Transcreva por inteiro, sem mudar nada, o texto sobre a nota doutrinal da Santa Sé a respeito da monogamia.

---------- TEXTO ----------

O ex-Santo Ofício publica uma nota doutrinal sobre o valor da monogamia, após alguns bispos africanos terem justificado a poligamia de alguns fiéis. O debate no Concílio Vaticano II, a encíclica de Paulo VI contra a pílula anticoncepcional e o espectro do "processo de Galileu".

A reportagem é de Iacopo Scaramuzzi, publicada por La Repubblica, 25-11-2025. A tradução é de Luisa Rabolini.

A Santa Sé reafirma o valor da monogamia em uma nota doutrinal do antigo Santo Ofício que, nascida na sequência do debate sobre a poligamia praticada por alguns fiéis africanos, que emergiu durante o Sínodo Mundial, retoma a linha do Concílio Vaticano II e, enriquecendo o raciocínio com citações de poetas como Pablo Neruda e Eugenio Montale, chega a afirmar que "a união sexual, como modalidade de expressão da caridade conjugal, deve naturalmente permanecer aberta à comunicação da vida, mesmo que isso não signifique que deva ser um propósito explícito de todo ato sexual". O documento, um "elogio à monogamia", intitula-se "una caro", uma só carne, "a forma como a Bíblia expressa a unidade matrimonial".

---------- TRECHOS DOS DADOS ----------

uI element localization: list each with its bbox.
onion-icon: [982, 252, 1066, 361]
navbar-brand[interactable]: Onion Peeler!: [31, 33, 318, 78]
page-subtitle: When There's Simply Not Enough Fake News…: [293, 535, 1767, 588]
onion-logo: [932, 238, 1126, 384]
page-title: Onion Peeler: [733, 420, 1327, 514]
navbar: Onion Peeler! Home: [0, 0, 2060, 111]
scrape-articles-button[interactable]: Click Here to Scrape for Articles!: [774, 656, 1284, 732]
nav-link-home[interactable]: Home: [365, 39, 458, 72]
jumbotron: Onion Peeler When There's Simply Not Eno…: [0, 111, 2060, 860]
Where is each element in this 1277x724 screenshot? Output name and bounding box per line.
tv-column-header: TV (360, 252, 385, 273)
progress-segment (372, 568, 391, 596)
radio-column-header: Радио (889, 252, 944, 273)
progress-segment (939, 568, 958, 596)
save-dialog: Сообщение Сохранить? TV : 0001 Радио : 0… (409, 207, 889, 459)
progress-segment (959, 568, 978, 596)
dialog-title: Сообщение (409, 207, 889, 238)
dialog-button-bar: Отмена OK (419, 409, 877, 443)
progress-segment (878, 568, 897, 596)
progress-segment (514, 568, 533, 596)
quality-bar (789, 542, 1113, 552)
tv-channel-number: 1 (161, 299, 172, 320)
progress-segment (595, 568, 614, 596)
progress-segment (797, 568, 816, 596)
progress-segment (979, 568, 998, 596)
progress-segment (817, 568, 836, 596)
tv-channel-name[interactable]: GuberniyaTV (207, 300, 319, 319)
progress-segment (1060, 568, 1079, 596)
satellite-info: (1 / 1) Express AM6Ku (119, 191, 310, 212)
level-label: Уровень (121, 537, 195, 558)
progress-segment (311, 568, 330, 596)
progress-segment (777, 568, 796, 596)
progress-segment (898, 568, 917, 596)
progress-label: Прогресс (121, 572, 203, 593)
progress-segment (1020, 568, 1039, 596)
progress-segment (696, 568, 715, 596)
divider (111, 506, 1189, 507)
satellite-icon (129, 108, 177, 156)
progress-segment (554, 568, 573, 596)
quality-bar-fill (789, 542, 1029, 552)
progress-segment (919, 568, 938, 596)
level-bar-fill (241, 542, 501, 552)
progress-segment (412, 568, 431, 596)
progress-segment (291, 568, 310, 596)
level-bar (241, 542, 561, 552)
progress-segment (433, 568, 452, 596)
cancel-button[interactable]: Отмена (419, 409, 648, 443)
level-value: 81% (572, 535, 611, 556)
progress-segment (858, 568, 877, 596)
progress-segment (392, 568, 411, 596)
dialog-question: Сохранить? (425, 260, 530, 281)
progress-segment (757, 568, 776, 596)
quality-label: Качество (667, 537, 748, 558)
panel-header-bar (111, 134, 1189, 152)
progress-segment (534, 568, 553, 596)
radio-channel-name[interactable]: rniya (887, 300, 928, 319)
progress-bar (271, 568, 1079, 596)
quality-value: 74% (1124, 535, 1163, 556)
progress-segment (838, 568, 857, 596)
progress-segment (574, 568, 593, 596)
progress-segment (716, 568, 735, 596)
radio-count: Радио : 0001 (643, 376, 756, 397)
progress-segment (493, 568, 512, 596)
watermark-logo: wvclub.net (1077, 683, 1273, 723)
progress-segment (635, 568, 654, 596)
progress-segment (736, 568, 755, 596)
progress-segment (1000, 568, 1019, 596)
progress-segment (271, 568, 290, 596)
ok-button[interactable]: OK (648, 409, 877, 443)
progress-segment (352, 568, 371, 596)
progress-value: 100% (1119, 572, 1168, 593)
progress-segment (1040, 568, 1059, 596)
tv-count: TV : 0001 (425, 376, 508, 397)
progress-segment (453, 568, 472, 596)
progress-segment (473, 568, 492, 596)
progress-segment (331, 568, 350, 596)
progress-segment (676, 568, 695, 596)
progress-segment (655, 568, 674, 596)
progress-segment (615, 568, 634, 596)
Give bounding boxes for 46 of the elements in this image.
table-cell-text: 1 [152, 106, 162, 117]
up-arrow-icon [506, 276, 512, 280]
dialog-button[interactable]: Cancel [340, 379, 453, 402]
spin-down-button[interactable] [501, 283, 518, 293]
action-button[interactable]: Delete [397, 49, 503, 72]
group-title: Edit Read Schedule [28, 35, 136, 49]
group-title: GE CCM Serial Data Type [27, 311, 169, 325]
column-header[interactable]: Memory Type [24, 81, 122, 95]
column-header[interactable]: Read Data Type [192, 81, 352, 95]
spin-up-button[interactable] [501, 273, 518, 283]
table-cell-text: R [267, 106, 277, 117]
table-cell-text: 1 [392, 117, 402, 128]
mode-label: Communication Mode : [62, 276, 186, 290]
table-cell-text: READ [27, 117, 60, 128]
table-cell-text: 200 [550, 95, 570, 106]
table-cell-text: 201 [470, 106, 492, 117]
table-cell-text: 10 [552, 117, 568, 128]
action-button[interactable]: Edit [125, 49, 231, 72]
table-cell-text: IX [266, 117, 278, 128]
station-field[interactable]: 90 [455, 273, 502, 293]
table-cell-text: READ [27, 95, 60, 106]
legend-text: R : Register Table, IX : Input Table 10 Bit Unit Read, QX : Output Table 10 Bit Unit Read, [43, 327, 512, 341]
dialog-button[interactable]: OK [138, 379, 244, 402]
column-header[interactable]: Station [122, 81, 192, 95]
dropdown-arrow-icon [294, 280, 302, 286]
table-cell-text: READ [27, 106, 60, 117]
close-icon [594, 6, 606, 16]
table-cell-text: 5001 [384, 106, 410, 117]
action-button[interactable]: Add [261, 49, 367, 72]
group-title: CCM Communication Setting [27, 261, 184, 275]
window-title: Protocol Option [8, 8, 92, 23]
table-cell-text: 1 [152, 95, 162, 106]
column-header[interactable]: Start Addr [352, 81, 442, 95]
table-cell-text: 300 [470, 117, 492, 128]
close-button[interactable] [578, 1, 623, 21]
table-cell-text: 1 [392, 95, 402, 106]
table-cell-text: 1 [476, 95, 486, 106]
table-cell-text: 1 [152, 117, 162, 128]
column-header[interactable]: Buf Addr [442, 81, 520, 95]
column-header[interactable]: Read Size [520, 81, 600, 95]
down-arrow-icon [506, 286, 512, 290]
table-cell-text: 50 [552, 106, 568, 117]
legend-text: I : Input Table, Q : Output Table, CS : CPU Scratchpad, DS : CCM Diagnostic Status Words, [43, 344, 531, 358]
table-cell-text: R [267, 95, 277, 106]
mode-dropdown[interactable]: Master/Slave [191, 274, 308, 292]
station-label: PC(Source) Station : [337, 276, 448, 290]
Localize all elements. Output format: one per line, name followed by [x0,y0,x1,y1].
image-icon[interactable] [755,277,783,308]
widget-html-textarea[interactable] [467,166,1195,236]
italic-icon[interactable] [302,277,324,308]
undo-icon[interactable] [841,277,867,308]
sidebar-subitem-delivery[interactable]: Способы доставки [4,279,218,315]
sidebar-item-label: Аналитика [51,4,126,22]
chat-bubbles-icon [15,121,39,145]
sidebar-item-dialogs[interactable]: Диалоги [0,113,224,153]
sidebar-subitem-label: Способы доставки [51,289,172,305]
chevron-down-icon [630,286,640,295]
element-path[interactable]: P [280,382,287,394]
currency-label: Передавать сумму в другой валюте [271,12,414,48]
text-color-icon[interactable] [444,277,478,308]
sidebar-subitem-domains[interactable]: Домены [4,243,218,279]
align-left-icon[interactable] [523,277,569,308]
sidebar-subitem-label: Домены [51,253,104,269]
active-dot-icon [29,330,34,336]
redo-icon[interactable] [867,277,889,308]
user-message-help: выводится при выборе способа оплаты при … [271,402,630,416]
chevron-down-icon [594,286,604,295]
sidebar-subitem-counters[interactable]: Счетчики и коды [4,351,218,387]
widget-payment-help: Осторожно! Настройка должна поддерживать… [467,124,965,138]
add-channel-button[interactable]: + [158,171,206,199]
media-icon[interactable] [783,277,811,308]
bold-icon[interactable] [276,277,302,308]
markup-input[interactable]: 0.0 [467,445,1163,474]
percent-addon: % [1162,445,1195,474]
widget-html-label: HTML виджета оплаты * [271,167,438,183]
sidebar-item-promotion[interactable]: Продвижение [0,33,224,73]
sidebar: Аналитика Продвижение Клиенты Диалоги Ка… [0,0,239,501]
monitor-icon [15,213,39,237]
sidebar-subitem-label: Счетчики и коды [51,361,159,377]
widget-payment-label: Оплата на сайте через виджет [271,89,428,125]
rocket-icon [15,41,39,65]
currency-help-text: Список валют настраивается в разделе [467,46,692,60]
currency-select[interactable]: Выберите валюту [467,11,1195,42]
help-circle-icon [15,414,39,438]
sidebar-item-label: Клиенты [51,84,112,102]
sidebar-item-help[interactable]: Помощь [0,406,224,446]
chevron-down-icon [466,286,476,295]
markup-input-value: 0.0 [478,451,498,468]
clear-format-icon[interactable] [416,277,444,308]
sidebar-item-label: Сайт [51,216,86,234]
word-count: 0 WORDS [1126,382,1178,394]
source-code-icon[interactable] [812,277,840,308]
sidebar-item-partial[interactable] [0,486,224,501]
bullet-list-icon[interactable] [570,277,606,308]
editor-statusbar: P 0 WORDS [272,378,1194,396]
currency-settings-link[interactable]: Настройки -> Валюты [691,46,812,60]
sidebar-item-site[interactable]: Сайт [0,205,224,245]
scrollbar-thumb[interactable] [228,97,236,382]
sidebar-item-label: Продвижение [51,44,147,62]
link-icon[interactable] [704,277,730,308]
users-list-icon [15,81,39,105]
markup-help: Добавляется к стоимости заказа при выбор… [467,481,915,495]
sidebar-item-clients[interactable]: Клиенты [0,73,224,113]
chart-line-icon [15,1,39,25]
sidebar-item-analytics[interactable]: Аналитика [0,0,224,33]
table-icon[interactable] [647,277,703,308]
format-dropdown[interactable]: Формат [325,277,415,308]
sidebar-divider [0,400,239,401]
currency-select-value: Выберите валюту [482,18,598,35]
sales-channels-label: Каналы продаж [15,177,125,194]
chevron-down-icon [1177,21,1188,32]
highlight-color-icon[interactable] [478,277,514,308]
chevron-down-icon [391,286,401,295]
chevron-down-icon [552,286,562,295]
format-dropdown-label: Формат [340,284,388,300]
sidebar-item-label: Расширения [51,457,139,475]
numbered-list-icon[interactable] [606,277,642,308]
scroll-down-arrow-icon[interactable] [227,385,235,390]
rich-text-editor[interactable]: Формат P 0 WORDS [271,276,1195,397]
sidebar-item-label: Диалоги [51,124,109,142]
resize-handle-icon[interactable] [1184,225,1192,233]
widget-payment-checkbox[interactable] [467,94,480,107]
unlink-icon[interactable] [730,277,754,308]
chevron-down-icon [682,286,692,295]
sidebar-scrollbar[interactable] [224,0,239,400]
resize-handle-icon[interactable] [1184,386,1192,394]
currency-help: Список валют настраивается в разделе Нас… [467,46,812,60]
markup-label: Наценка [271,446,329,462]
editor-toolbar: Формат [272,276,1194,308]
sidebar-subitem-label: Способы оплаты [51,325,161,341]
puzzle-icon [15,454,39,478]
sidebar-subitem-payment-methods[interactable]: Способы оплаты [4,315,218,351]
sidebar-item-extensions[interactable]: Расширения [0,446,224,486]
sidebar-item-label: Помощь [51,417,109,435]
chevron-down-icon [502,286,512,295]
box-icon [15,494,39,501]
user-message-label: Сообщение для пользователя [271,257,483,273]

----------

### RESPOSTA ABAIXO
O ex-Santo Ofício publica uma nota doutrinal sobre o valor da monogamia, após alguns bispos africanos terem justificado a poligamia de alguns fiéis. O debate no Concílio Vaticano II, a encíclica de Paulo VI contra a pílula anticoncepcional e o espectro do "processo de Galileu".

A reportagem é de Iacopo Scaramuzzi, publicada por La Repubblica, 25-11-2025. A tradução é de Luisa Rabolini.

A Santa Sé reafirma o valor da monogamia em uma nota doutrinal do antigo Santo Ofício que, nascida na sequência do debate sobre a poligamia praticada por alguns fiéis africanos, que emergiu durante o Sínodo Mundial, retoma a linha do Concílio Vaticano II e, enriquecendo o raciocínio com citações de poetas como Pablo Neruda e Eugenio Montale, chega a afirmar que "a união sexual, como modalidade de expressão da caridade conjugal, deve naturalmente permanecer aberta à comunicação da vida, mesmo que isso não signifique que deva ser um propósito explícito de todo ato sexual". O documento, um "elogio à monogamia", intitula-se "una caro", uma só carne, "a forma como a Bíblia expressa a unidade matrimonial".